Search the entries for the word "JSON" and pull out each line that has it.

# START OF Exercise material

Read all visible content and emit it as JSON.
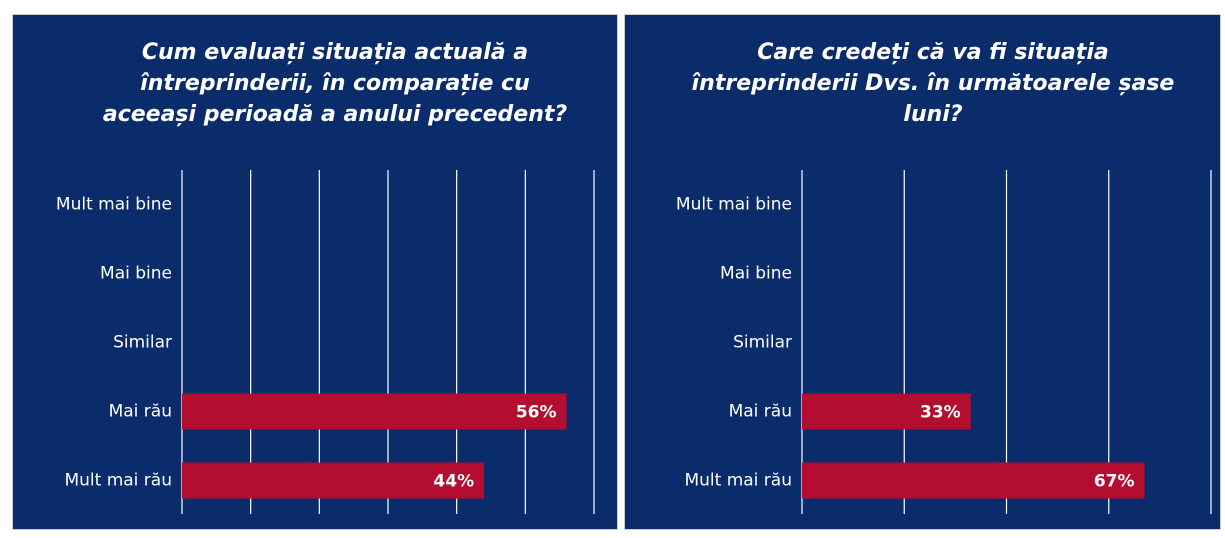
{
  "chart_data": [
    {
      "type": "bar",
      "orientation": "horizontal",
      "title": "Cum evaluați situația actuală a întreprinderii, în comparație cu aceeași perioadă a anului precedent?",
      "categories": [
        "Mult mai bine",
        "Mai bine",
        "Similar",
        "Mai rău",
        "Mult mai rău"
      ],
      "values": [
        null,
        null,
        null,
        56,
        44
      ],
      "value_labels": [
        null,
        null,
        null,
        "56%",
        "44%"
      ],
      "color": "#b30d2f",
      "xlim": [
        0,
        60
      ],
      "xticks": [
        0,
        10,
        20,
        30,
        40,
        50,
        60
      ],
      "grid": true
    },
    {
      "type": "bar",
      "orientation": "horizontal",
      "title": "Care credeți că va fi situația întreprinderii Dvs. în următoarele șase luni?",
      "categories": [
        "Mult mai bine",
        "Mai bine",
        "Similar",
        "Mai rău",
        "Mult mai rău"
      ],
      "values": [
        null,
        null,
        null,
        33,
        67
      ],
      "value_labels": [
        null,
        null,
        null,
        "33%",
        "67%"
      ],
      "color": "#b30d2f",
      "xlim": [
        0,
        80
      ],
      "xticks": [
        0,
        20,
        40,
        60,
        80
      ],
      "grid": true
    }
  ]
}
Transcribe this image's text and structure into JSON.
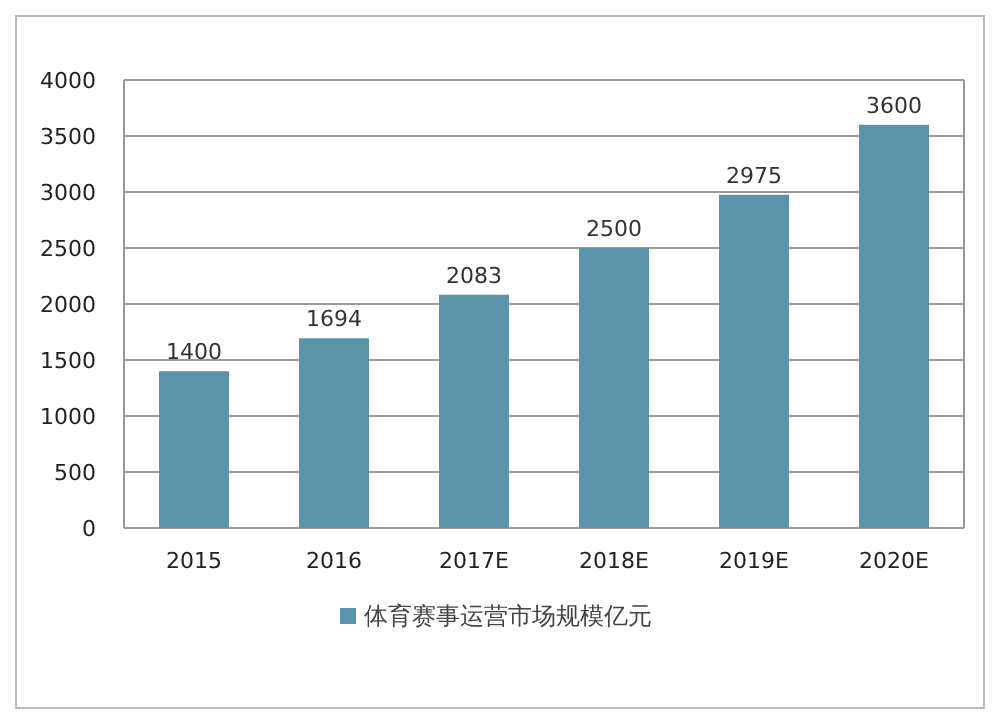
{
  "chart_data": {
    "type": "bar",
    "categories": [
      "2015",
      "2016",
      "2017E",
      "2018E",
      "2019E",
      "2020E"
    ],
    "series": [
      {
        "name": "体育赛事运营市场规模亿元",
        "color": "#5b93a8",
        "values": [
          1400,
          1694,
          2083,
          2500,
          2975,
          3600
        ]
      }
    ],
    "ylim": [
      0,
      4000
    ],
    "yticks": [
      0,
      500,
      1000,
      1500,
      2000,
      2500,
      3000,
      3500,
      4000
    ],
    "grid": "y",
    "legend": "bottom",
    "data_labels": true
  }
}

# END OF Exercise material

- The completed task
Read all visible content and emit it as JSON.
Transcribe this image's text and structure into JSON.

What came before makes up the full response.